Tony Plummer, The Psychology of Technical Analysis
With crude oil prices extending into nose bleed levels, global growth concerns grow. No surprise there. What we were wondering, and still are, is whether the rising cost of oil:
A) Acts to create a drag on the economy such that the Fed will temper any future rate hike plans,
B) Induces the Fed to be more aggressive
The answer may have some bearing on what we are really trying to get at—what’s the potential impact on the dollar. If A), a more subdued Fed, with just one more hike up its sleeve, would meet current expectations and probably be a net negative for the buck—supporting our technical correction view. But, if B), it could mean correction cancelled, and the dollar makes yet another leg up on positive interest differential i.e. exceeding current market expectations.
I know it’s a circuitous route. (This game of predicting interest rates, then predicting the dollar, is quite a silly one. For if we could forecast rates, we stop worrying about the buck, buy a seat on the Chicago Board of Trade, become zillionaires, and live happily ever after. )
With that caveat in place, we forge ahead anyway.
Regular readers are familiar with the Gold/Oil chart we have referred to here a few times in the past. For those that haven’t seen it, it’s you lucky day—time for a quick review. For it is the cornerstone of today’s weighty tome.
Ok…crude prices have surged…and they have surged in real terms. Real terms being defined as how many barrels of oil one once of gold will purchase—now its at around 7.3 barrels. That’s not much.

**TASKS FOR THIS EXERCISE:**
[1] In the oil and dollar passage, what would a more subdued Fed probably mean for the dollar?
[2] Sum up the oil and dollar passage in two sentences.

**DATA:**
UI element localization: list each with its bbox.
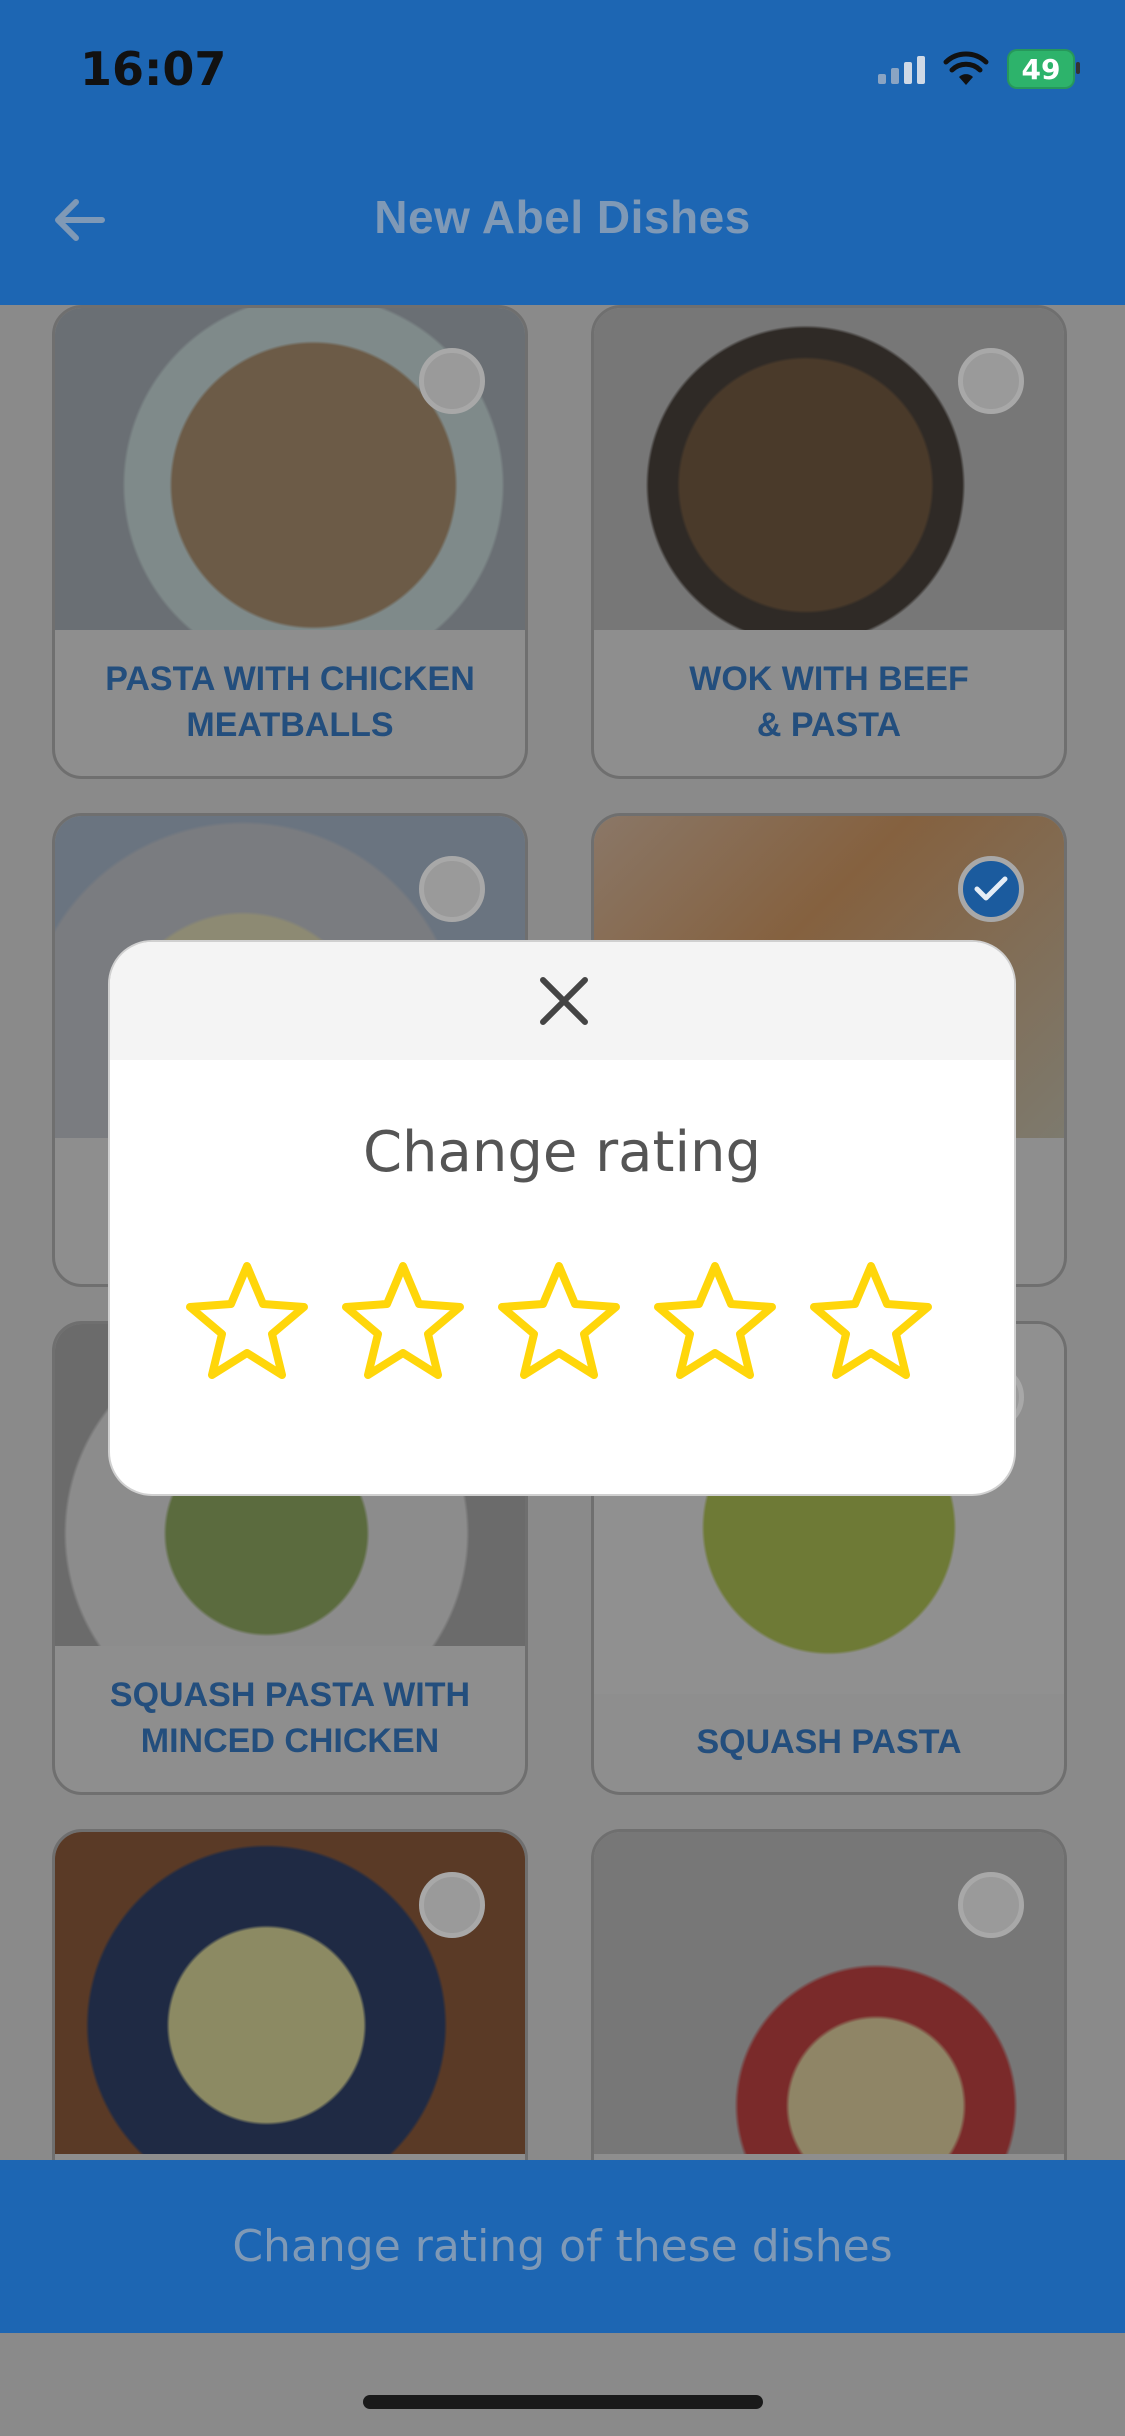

**RESULTS FOR THE EXERCISE:**
[1] It would probably be a net negative for the dollar and would support the writer's view that a technical correction is coming.

[2] As crude oil prices climb to very high levels, the writer asks whether rising oil costs will drag on the economy enough for the Fed to ease off future rate hikes or will push the Fed to be more aggressive. A more subdued Fed would probably be a net negative for the dollar, but a more aggressive one could cancel the expected correction and send the dollar higher on a positive interest differential.